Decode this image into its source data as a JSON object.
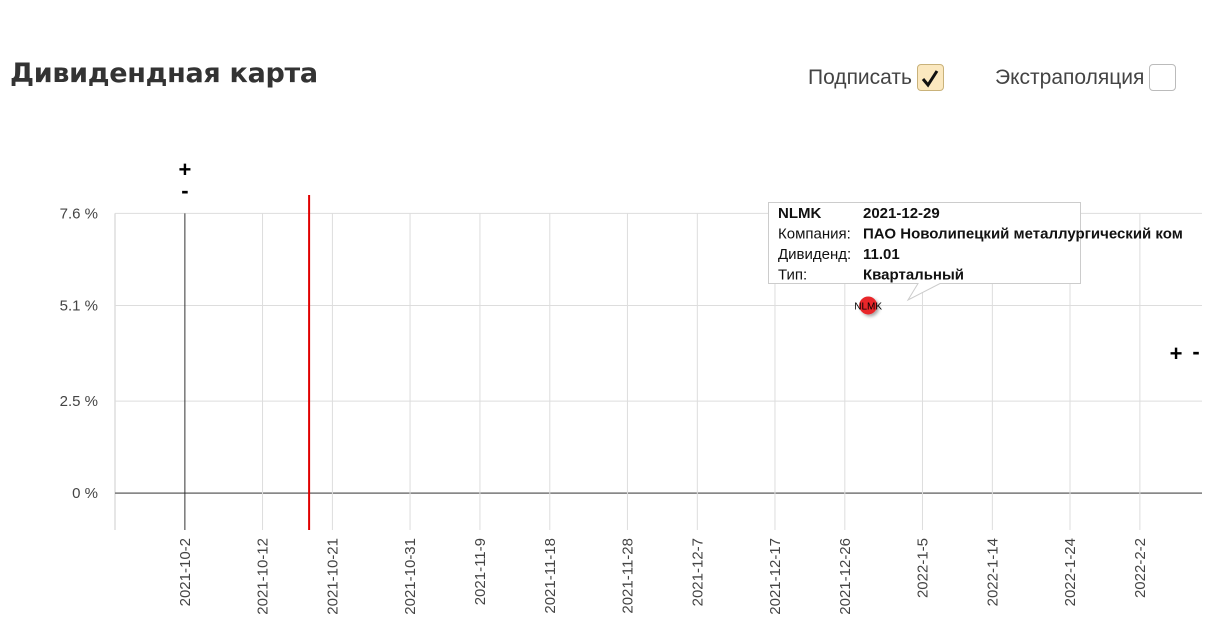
{
  "header": {
    "title": "Дивидендная карта"
  },
  "controls": [
    {
      "label": "Подписать",
      "checked": true
    },
    {
      "label": "Экстраполяция",
      "checked": false
    }
  ],
  "zoom": {
    "top": [
      "+",
      "-"
    ],
    "right": [
      "+",
      "-"
    ]
  },
  "chart_data": {
    "type": "scatter",
    "x": [
      "2021-12-29"
    ],
    "series": [
      {
        "name": "NLMK",
        "color": "#e8262a",
        "values": [
          5.1
        ]
      }
    ],
    "xlim": [
      "2021-09-23",
      "2022-02-10"
    ],
    "xticks": [
      "2021-10-2",
      "2021-10-12",
      "2021-10-21",
      "2021-10-31",
      "2021-11-9",
      "2021-11-18",
      "2021-11-28",
      "2021-12-7",
      "2021-12-17",
      "2021-12-26",
      "2022-1-5",
      "2022-1-14",
      "2022-1-24",
      "2022-2-2"
    ],
    "ylim": [
      -1,
      8.1
    ],
    "yticks": [
      {
        "value": 0,
        "label": "0 %"
      },
      {
        "value": 2.5,
        "label": "2.5 %"
      },
      {
        "value": 5.1,
        "label": "5.1 %"
      },
      {
        "value": 7.6,
        "label": "7.6 %"
      }
    ],
    "grid": true,
    "marker_line": {
      "x": "2021-10-18",
      "color": "#e00000"
    }
  },
  "tooltip": {
    "rows": [
      [
        "NLMK",
        "2021-12-29"
      ],
      [
        "Компания:",
        "ПАО Новолипецкий металлургический ком"
      ],
      [
        "Дивиденд:",
        "11.01"
      ],
      [
        "Тип:",
        "Квартальный"
      ]
    ]
  }
}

==========

Which lines of the material contain the string "label"? List each of them.

◆ ANSWER BELOW
      "label": "Подписать",
      "label": "Экстраполяция",
        "label": "0 %"
        "label": "2.5 %"
        "label": "5.1 %"
        "label": "7.6 %"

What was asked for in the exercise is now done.